Emit the entire listing verbatim.

+--

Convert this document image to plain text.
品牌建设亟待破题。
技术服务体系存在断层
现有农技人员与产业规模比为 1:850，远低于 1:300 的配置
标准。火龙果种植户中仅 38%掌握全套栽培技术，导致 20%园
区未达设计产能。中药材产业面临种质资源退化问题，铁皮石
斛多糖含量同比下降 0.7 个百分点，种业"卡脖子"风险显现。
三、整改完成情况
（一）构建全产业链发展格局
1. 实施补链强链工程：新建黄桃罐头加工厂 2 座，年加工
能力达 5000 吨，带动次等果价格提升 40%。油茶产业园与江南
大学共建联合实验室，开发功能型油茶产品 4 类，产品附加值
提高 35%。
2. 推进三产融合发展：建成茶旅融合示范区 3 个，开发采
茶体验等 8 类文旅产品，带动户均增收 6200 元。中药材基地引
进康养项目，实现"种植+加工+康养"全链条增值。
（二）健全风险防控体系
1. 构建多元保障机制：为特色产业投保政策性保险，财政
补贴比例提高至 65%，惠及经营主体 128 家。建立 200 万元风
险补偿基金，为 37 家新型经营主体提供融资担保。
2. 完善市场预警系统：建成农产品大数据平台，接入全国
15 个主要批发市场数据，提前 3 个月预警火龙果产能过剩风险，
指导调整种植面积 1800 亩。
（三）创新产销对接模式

+--

• [Finished task]
Convert this document image to plain text.
品牌建设亟待破题。
技术服务体系存在断层
现有农技人员与产业规模比为 1:850，远低于 1:300 的配置
标准。火龙果种植户中仅 38%掌握全套栽培技术，导致 20%园
区未达设计产能。中药材产业面临种质资源退化问题，铁皮石
斛多糖含量同比下降 0.7 个百分点，种业"卡脖子"风险显现。
三、整改完成情况
（一）构建全产业链发展格局
1. 实施补链强链工程：新建黄桃罐头加工厂 2 座，年加工
能力达 5000 吨，带动次等果价格提升 40%。油茶产业园与江南
大学共建联合实验室，开发功能型油茶产品 4 类，产品附加值
提高 35%。
2. 推进三产融合发展：建成茶旅融合示范区 3 个，开发采
茶体验等 8 类文旅产品，带动户均增收 6200 元。中药材基地引
进康养项目，实现"种植+加工+康养"全链条增值。
（二）健全风险防控体系
1. 构建多元保障机制：为特色产业投保政策性保险，财政
补贴比例提高至 65%，惠及经营主体 128 家。建立 200 万元风
险补偿基金，为 37 家新型经营主体提供融资担保。
2. 完善市场预警系统：建成农产品大数据平台，接入全国
15 个主要批发市场数据，提前 3 个月预警火龙果产能过剩风险，
指导调整种植面积 1800 亩。
（三）创新产销对接模式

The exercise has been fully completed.